**What is asked**
Return the entries verbatim and drop every picture.

**Source material**
● ● ● ● ●

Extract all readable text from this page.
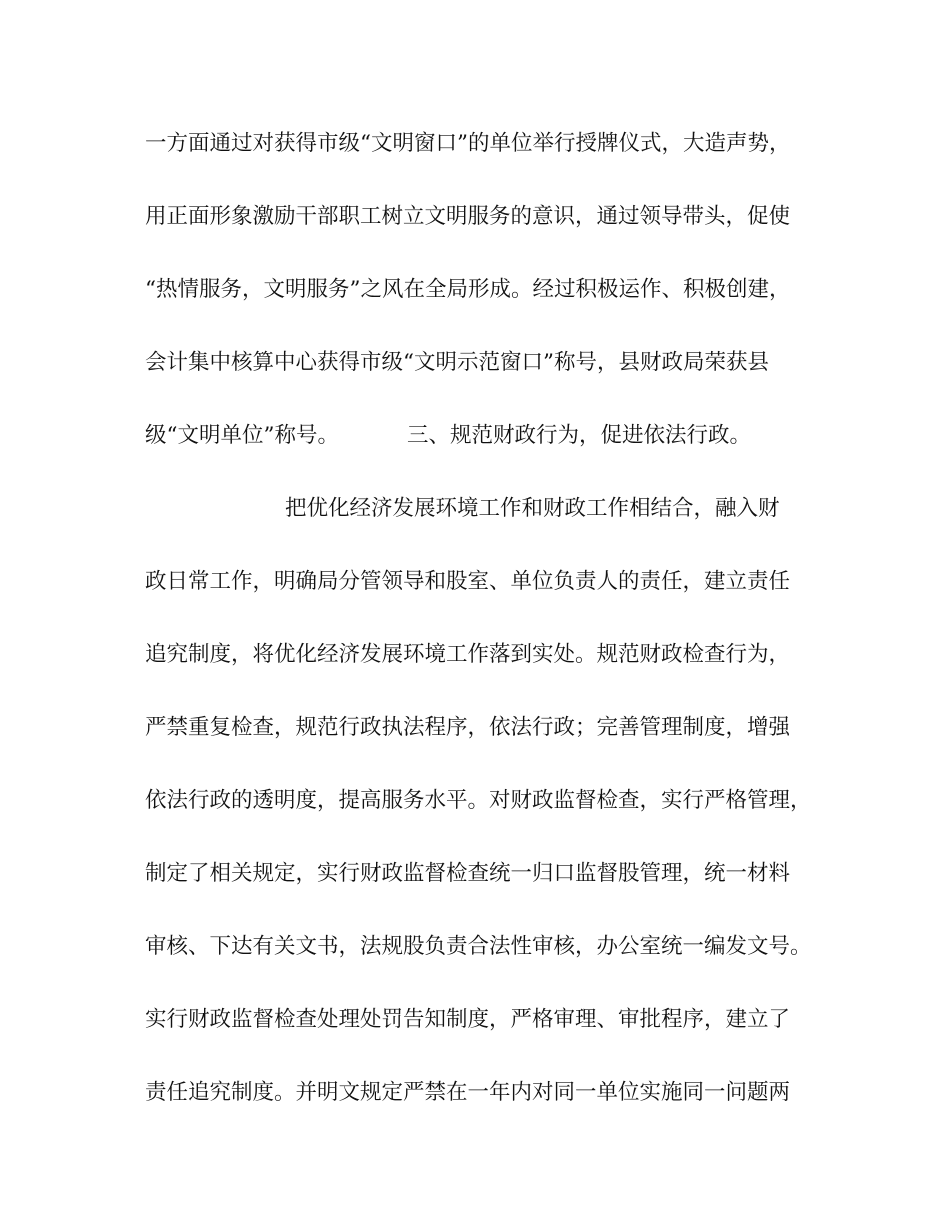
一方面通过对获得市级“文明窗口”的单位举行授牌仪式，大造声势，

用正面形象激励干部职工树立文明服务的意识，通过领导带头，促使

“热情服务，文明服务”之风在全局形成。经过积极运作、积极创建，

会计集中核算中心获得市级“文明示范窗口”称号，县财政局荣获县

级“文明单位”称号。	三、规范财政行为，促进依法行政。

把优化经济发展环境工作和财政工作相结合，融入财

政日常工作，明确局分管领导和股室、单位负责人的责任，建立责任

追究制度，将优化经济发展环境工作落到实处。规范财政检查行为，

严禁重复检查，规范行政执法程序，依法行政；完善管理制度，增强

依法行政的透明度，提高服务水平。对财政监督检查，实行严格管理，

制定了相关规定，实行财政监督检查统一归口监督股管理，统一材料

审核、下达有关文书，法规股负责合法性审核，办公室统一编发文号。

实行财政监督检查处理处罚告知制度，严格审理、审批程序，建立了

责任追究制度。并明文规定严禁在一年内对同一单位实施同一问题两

● ● ● ● ●

**Output of the task**
Extract all readable text from this page.
一方面通过对获得市级“文明窗口”的单位举行授牌仪式，大造声势，

用正面形象激励干部职工树立文明服务的意识，通过领导带头，促使

“热情服务，文明服务”之风在全局形成。经过积极运作、积极创建，

会计集中核算中心获得市级“文明示范窗口”称号，县财政局荣获县

级“文明单位”称号。	三、规范财政行为，促进依法行政。

把优化经济发展环境工作和财政工作相结合，融入财

政日常工作，明确局分管领导和股室、单位负责人的责任，建立责任

追究制度，将优化经济发展环境工作落到实处。规范财政检查行为，

严禁重复检查，规范行政执法程序，依法行政；完善管理制度，增强

依法行政的透明度，提高服务水平。对财政监督检查，实行严格管理，

制定了相关规定，实行财政监督检查统一归口监督股管理，统一材料

审核、下达有关文书，法规股负责合法性审核，办公室统一编发文号。

实行财政监督检查处理处罚告知制度，严格审理、审批程序，建立了

责任追究制度。并明文规定严禁在一年内对同一单位实施同一问题两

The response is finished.